[Stored data]
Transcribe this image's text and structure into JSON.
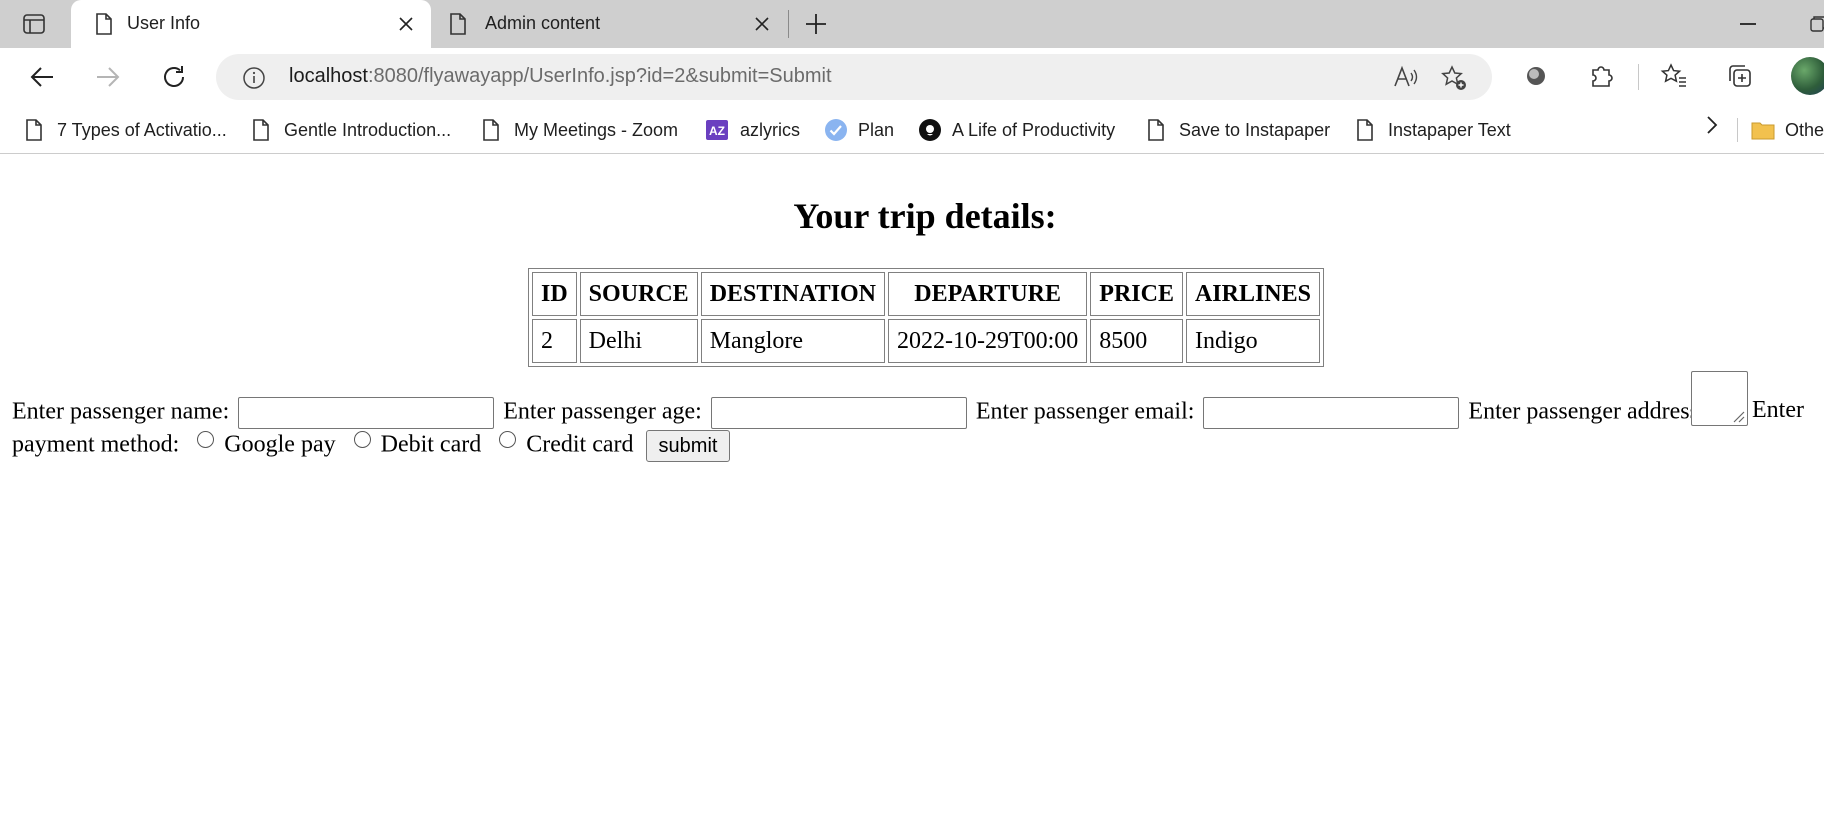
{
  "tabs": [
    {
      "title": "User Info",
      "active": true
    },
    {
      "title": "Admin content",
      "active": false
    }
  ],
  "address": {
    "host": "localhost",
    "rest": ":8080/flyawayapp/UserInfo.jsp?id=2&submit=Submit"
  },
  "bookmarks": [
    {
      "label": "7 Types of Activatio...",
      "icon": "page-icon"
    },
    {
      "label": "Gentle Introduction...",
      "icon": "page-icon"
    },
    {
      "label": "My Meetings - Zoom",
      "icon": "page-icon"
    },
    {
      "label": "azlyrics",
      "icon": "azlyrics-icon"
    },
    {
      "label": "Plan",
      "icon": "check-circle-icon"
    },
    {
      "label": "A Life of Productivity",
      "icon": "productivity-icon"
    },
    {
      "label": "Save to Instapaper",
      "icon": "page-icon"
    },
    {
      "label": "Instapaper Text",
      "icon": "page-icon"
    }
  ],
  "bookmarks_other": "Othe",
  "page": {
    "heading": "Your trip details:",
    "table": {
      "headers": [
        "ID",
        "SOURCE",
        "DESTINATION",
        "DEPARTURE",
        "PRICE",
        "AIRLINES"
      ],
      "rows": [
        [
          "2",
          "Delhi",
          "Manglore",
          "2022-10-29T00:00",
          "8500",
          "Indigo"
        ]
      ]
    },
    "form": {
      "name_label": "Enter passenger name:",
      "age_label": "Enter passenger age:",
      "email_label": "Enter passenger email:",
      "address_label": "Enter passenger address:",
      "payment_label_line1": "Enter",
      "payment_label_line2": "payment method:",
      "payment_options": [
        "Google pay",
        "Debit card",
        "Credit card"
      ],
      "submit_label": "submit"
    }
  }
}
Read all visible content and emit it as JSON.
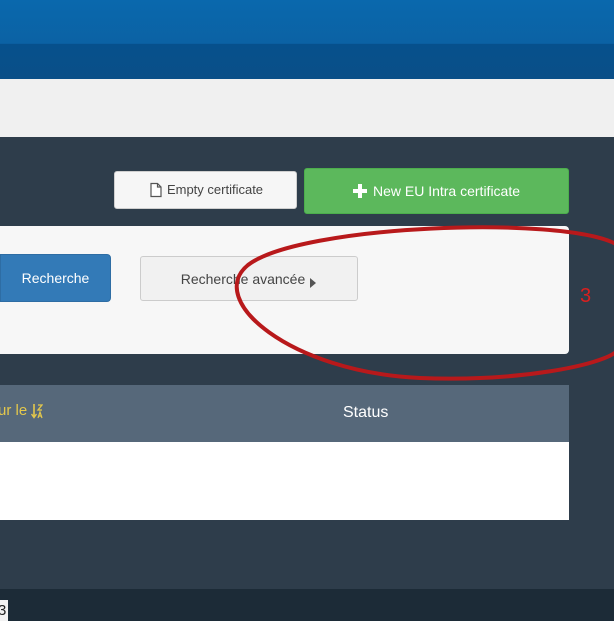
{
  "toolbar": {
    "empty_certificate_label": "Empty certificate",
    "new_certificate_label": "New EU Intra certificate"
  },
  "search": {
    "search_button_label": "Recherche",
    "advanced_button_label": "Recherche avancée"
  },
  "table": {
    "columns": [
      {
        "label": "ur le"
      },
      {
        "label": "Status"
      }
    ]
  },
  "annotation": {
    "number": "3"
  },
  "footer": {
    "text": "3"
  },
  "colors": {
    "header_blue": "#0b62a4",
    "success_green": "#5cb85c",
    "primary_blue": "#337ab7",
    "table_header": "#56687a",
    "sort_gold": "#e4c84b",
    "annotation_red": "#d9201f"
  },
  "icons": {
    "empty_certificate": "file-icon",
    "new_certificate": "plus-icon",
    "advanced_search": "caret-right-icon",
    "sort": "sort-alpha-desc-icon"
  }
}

● Your task
Repeat each entry exactly. Pictures do not belong in the copy.

● Finished exercise
Transcribe this image's text and structure into JSON.
{
  "tabs": [
    {
      "title": "User Info",
      "active": true
    },
    {
      "title": "Admin content",
      "active": false
    }
  ],
  "address": {
    "host": "localhost",
    "rest": ":8080/flyawayapp/UserInfo.jsp?id=2&submit=Submit"
  },
  "bookmarks": [
    {
      "label": "7 Types of Activatio...",
      "icon": "page-icon"
    },
    {
      "label": "Gentle Introduction...",
      "icon": "page-icon"
    },
    {
      "label": "My Meetings - Zoom",
      "icon": "page-icon"
    },
    {
      "label": "azlyrics",
      "icon": "azlyrics-icon"
    },
    {
      "label": "Plan",
      "icon": "check-circle-icon"
    },
    {
      "label": "A Life of Productivity",
      "icon": "productivity-icon"
    },
    {
      "label": "Save to Instapaper",
      "icon": "page-icon"
    },
    {
      "label": "Instapaper Text",
      "icon": "page-icon"
    }
  ],
  "bookmarks_other": "Othe",
  "page": {
    "heading": "Your trip details:",
    "table": {
      "headers": [
        "ID",
        "SOURCE",
        "DESTINATION",
        "DEPARTURE",
        "PRICE",
        "AIRLINES"
      ],
      "rows": [
        [
          "2",
          "Delhi",
          "Manglore",
          "2022-10-29T00:00",
          "8500",
          "Indigo"
        ]
      ]
    },
    "form": {
      "name_label": "Enter passenger name:",
      "age_label": "Enter passenger age:",
      "email_label": "Enter passenger email:",
      "address_label": "Enter passenger address:",
      "payment_label_line1": "Enter",
      "payment_label_line2": "payment method:",
      "payment_options": [
        "Google pay",
        "Debit card",
        "Credit card"
      ],
      "submit_label": "submit"
    }
  }
}
Read all visible content and emit it as JSON.
{
  "toolbar": {
    "empty_certificate_label": "Empty certificate",
    "new_certificate_label": "New EU Intra certificate"
  },
  "search": {
    "search_button_label": "Recherche",
    "advanced_button_label": "Recherche avancée"
  },
  "table": {
    "columns": [
      {
        "label": "ur le"
      },
      {
        "label": "Status"
      }
    ]
  },
  "annotation": {
    "number": "3"
  },
  "footer": {
    "text": "3"
  },
  "colors": {
    "header_blue": "#0b62a4",
    "success_green": "#5cb85c",
    "primary_blue": "#337ab7",
    "table_header": "#56687a",
    "sort_gold": "#e4c84b",
    "annotation_red": "#d9201f"
  },
  "icons": {
    "empty_certificate": "file-icon",
    "new_certificate": "plus-icon",
    "advanced_search": "caret-right-icon",
    "sort": "sort-alpha-desc-icon"
  }
}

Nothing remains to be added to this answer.